Exercise task: Repeat every record exactly, but keep images out of the copy.
-- START Given records --
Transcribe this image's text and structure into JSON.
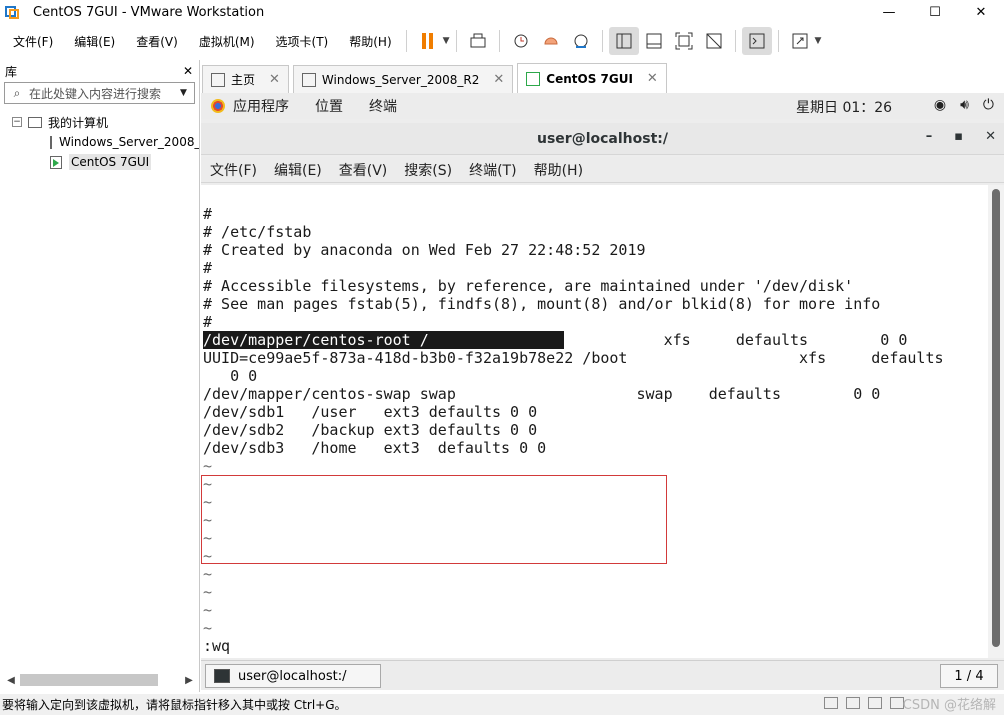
{
  "window": {
    "title": "CentOS 7GUI - VMware Workstation",
    "controls": [
      "—",
      "☐",
      "✕"
    ]
  },
  "menu": {
    "items": [
      "文件(F)",
      "编辑(E)",
      "查看(V)",
      "虚拟机(M)",
      "选项卡(T)",
      "帮助(H)"
    ]
  },
  "library": {
    "title": "库",
    "close": "✕",
    "search_placeholder": "在此处键入内容进行搜索",
    "tree": {
      "root": "我的计算机",
      "vms": [
        "Windows_Server_2008_R2",
        "CentOS 7GUI"
      ],
      "selected": "CentOS 7GUI"
    }
  },
  "tabs": [
    {
      "label": "主页",
      "active": false
    },
    {
      "label": "Windows_Server_2008_R2",
      "active": false
    },
    {
      "label": "CentOS 7GUI",
      "active": true
    }
  ],
  "guest": {
    "top_bar": {
      "items": [
        "应用程序",
        "位置",
        "终端"
      ],
      "clock": "星期日 01：26"
    },
    "terminal": {
      "title": "user@localhost:/",
      "controls": [
        "–",
        "▪",
        "✕"
      ],
      "menu": [
        "文件(F)",
        "编辑(E)",
        "查看(V)",
        "搜索(S)",
        "终端(T)",
        "帮助(H)"
      ],
      "lines": [
        "#",
        "# /etc/fstab",
        "# Created by anaconda on Wed Feb 27 22:48:52 2019",
        "#",
        "# Accessible filesystems, by reference, are maintained under '/dev/disk'",
        "# See man pages fstab(5), findfs(8), mount(8) and/or blkid(8) for more info",
        "#"
      ],
      "highlighted_line": "/dev/mapper/centos-root /               ",
      "highlighted_rest": "           xfs     defaults        0 0",
      "uuid_line": "UUID=ce99ae5f-873a-418d-b3b0-f32a19b78e22 /boot                   xfs     defaults",
      "uuid_cont": "   0 0",
      "boxed_lines": [
        "/dev/mapper/centos-swap swap                    swap    defaults        0 0",
        "/dev/sdb1   /user   ext3 defaults 0 0",
        "/dev/sdb2   /backup ext3 defaults 0 0",
        "/dev/sdb3   /home   ext3  defaults 0 0"
      ],
      "tilde": "~",
      "command": ":wq"
    },
    "taskbar": {
      "task": "user@localhost:/",
      "pager": "1 / 4"
    }
  },
  "statusbar": {
    "message": "要将输入定向到该虚拟机，请将鼠标指针移入其中或按 Ctrl+G。",
    "watermark": "CSDN @花络解"
  }
}
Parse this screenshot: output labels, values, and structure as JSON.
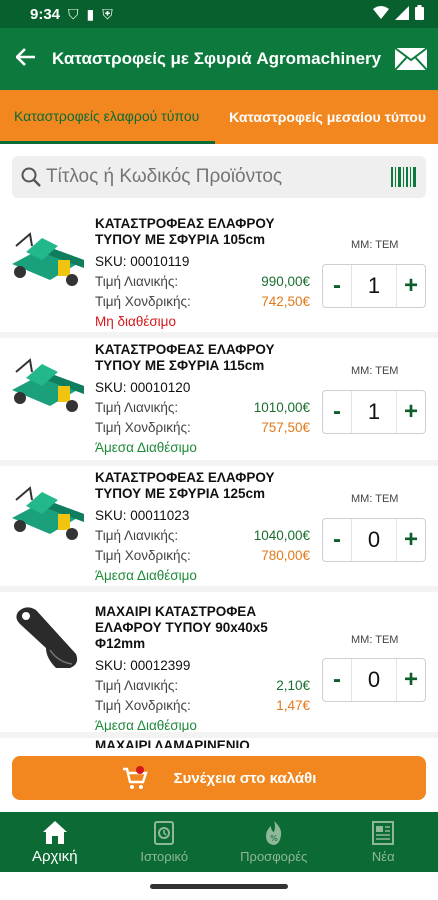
{
  "status_bar": {
    "time": "9:34"
  },
  "app_bar": {
    "title": "Καταστροφείς με Σφυριά Agromachinery"
  },
  "tabs": [
    {
      "label": "Καταστροφείς ελαφρού τύπου"
    },
    {
      "label": "Καταστροφείς μεσαίου τύπου"
    }
  ],
  "search": {
    "placeholder": "Τίτλος ή Κωδικός Προϊόντος"
  },
  "labels": {
    "retail": "Τιμή Λιανικής:",
    "wholesale": "Τιμή Χονδρικής:",
    "unit": "ΜΜ: ΤΕΜ",
    "sku_prefix": "SKU: "
  },
  "products": [
    {
      "name": "ΚΑΤΑΣΤΡΟΦΕΑΣ ΕΛΑΦΡΟΥ ΤΥΠΟΥ ΜΕ ΣΦΥΡΙΑ 105cm",
      "sku": "SKU: 00010119",
      "retail": "990,00€",
      "wholesale": "742,50€",
      "availability": "Μη διαθέσιμο",
      "qty": "1"
    },
    {
      "name": "ΚΑΤΑΣΤΡΟΦΕΑΣ ΕΛΑΦΡΟΥ ΤΥΠΟΥ ΜΕ ΣΦΥΡΙΑ 115cm",
      "sku": "SKU: 00010120",
      "retail": "1010,00€",
      "wholesale": "757,50€",
      "availability": "Άμεσα Διαθέσιμο",
      "qty": "1"
    },
    {
      "name": "ΚΑΤΑΣΤΡΟΦΕΑΣ ΕΛΑΦΡΟΥ ΤΥΠΟΥ ΜΕ ΣΦΥΡΙΑ 125cm",
      "sku": "SKU: 00011023",
      "retail": "1040,00€",
      "wholesale": "780,00€",
      "availability": "Άμεσα Διαθέσιμο",
      "qty": "0"
    },
    {
      "name": "ΜΑΧΑΙΡΙ ΚΑΤΑΣΤΡΟΦΕΑ ΕΛΑΦΡΟΥ ΤΥΠΟΥ 90x40x5 Φ12mm",
      "sku": "SKU: 00012399",
      "retail": "2,10€",
      "wholesale": "1,47€",
      "availability": "Άμεσα Διαθέσιμο",
      "qty": "0"
    },
    {
      "name": "ΜΑΧΑΙΡΙ ΛΑΜΑΡΙΝΕΝΙΟ"
    }
  ],
  "steppers": {
    "minus": "-",
    "plus": "+"
  },
  "cta": {
    "label": "Συνέχεια στο καλάθι"
  },
  "bottom_nav": [
    {
      "label": "Αρχική"
    },
    {
      "label": "Ιστορικό"
    },
    {
      "label": "Προσφορές"
    },
    {
      "label": "Νέα"
    }
  ],
  "colors": {
    "green": "#0c7a3d",
    "dark_green": "#0c6b34",
    "orange": "#f2871f",
    "red": "#d4171a"
  }
}
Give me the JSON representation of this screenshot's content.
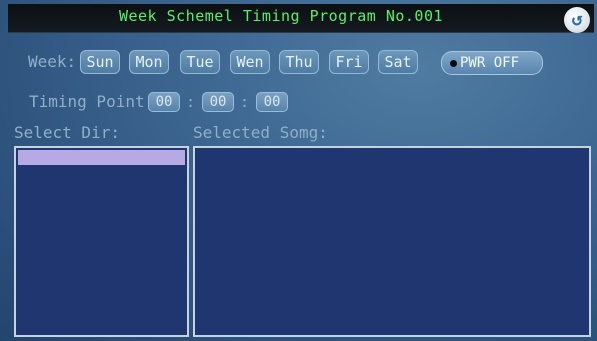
{
  "title": "Week Schemel Timing Program No.001",
  "week": {
    "label": "Week:",
    "days": [
      "Sun",
      "Mon",
      "Tue",
      "Wen",
      "Thu",
      "Fri",
      "Sat"
    ]
  },
  "power": {
    "label": "PWR OFF"
  },
  "timing": {
    "label": "Timing Point",
    "hour": "00",
    "minute": "00",
    "second": "00",
    "separator": ":"
  },
  "select_dir": {
    "label": "Select Dir:"
  },
  "selected_song": {
    "label": "Selected Somg:"
  },
  "colors": {
    "title_text": "#58f06a",
    "panel_bg": "#1f3670",
    "list_highlight": "#b7a9e4"
  }
}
-- END Given records --
Solution to this exercise:
Transcribe this image's text and structure into JSON.
{
  "window": {
    "title": "CentOS 7GUI - VMware Workstation",
    "controls": [
      "—",
      "☐",
      "✕"
    ]
  },
  "menu": {
    "items": [
      "文件(F)",
      "编辑(E)",
      "查看(V)",
      "虚拟机(M)",
      "选项卡(T)",
      "帮助(H)"
    ]
  },
  "library": {
    "title": "库",
    "close": "✕",
    "search_placeholder": "在此处键入内容进行搜索",
    "tree": {
      "root": "我的计算机",
      "vms": [
        "Windows_Server_2008_R2",
        "CentOS 7GUI"
      ],
      "selected": "CentOS 7GUI"
    }
  },
  "tabs": [
    {
      "label": "主页",
      "active": false
    },
    {
      "label": "Windows_Server_2008_R2",
      "active": false
    },
    {
      "label": "CentOS 7GUI",
      "active": true
    }
  ],
  "guest": {
    "top_bar": {
      "items": [
        "应用程序",
        "位置",
        "终端"
      ],
      "clock": "星期日 01：26"
    },
    "terminal": {
      "title": "user@localhost:/",
      "controls": [
        "–",
        "▪",
        "✕"
      ],
      "menu": [
        "文件(F)",
        "编辑(E)",
        "查看(V)",
        "搜索(S)",
        "终端(T)",
        "帮助(H)"
      ],
      "lines": [
        "#",
        "# /etc/fstab",
        "# Created by anaconda on Wed Feb 27 22:48:52 2019",
        "#",
        "# Accessible filesystems, by reference, are maintained under '/dev/disk'",
        "# See man pages fstab(5), findfs(8), mount(8) and/or blkid(8) for more info",
        "#"
      ],
      "highlighted_line": "/dev/mapper/centos-root /               ",
      "highlighted_rest": "           xfs     defaults        0 0",
      "uuid_line": "UUID=ce99ae5f-873a-418d-b3b0-f32a19b78e22 /boot                   xfs     defaults",
      "uuid_cont": "   0 0",
      "boxed_lines": [
        "/dev/mapper/centos-swap swap                    swap    defaults        0 0",
        "/dev/sdb1   /user   ext3 defaults 0 0",
        "/dev/sdb2   /backup ext3 defaults 0 0",
        "/dev/sdb3   /home   ext3  defaults 0 0"
      ],
      "tilde": "~",
      "command": ":wq"
    },
    "taskbar": {
      "task": "user@localhost:/",
      "pager": "1 / 4"
    }
  },
  "statusbar": {
    "message": "要将输入定向到该虚拟机，请将鼠标指针移入其中或按 Ctrl+G。",
    "watermark": "CSDN @花络解"
  }
}
Parse this screenshot: output labels, values, and structure as JSON.
{
  "status_bar": {
    "time": "9:34"
  },
  "app_bar": {
    "title": "Καταστροφείς με Σφυριά Agromachinery"
  },
  "tabs": [
    {
      "label": "Καταστροφείς ελαφρού τύπου"
    },
    {
      "label": "Καταστροφείς μεσαίου τύπου"
    }
  ],
  "search": {
    "placeholder": "Τίτλος ή Κωδικός Προϊόντος"
  },
  "labels": {
    "retail": "Τιμή Λιανικής:",
    "wholesale": "Τιμή Χονδρικής:",
    "unit": "ΜΜ: ΤΕΜ",
    "sku_prefix": "SKU: "
  },
  "products": [
    {
      "name": "ΚΑΤΑΣΤΡΟΦΕΑΣ ΕΛΑΦΡΟΥ ΤΥΠΟΥ ΜΕ ΣΦΥΡΙΑ 105cm",
      "sku": "SKU: 00010119",
      "retail": "990,00€",
      "wholesale": "742,50€",
      "availability": "Μη διαθέσιμο",
      "qty": "1"
    },
    {
      "name": "ΚΑΤΑΣΤΡΟΦΕΑΣ ΕΛΑΦΡΟΥ ΤΥΠΟΥ ΜΕ ΣΦΥΡΙΑ 115cm",
      "sku": "SKU: 00010120",
      "retail": "1010,00€",
      "wholesale": "757,50€",
      "availability": "Άμεσα Διαθέσιμο",
      "qty": "1"
    },
    {
      "name": "ΚΑΤΑΣΤΡΟΦΕΑΣ ΕΛΑΦΡΟΥ ΤΥΠΟΥ ΜΕ ΣΦΥΡΙΑ 125cm",
      "sku": "SKU: 00011023",
      "retail": "1040,00€",
      "wholesale": "780,00€",
      "availability": "Άμεσα Διαθέσιμο",
      "qty": "0"
    },
    {
      "name": "ΜΑΧΑΙΡΙ ΚΑΤΑΣΤΡΟΦΕΑ ΕΛΑΦΡΟΥ ΤΥΠΟΥ 90x40x5 Φ12mm",
      "sku": "SKU: 00012399",
      "retail": "2,10€",
      "wholesale": "1,47€",
      "availability": "Άμεσα Διαθέσιμο",
      "qty": "0"
    },
    {
      "name": "ΜΑΧΑΙΡΙ ΛΑΜΑΡΙΝΕΝΙΟ"
    }
  ],
  "steppers": {
    "minus": "-",
    "plus": "+"
  },
  "cta": {
    "label": "Συνέχεια στο καλάθι"
  },
  "bottom_nav": [
    {
      "label": "Αρχική"
    },
    {
      "label": "Ιστορικό"
    },
    {
      "label": "Προσφορές"
    },
    {
      "label": "Νέα"
    }
  ],
  "colors": {
    "green": "#0c7a3d",
    "dark_green": "#0c6b34",
    "orange": "#f2871f",
    "red": "#d4171a"
  }
}
Give me the JSON representation of this screenshot's content.
{
  "title": "Week Schemel Timing Program No.001",
  "week": {
    "label": "Week:",
    "days": [
      "Sun",
      "Mon",
      "Tue",
      "Wen",
      "Thu",
      "Fri",
      "Sat"
    ]
  },
  "power": {
    "label": "PWR OFF"
  },
  "timing": {
    "label": "Timing Point",
    "hour": "00",
    "minute": "00",
    "second": "00",
    "separator": ":"
  },
  "select_dir": {
    "label": "Select Dir:"
  },
  "selected_song": {
    "label": "Selected Somg:"
  },
  "colors": {
    "title_text": "#58f06a",
    "panel_bg": "#1f3670",
    "list_highlight": "#b7a9e4"
  }
}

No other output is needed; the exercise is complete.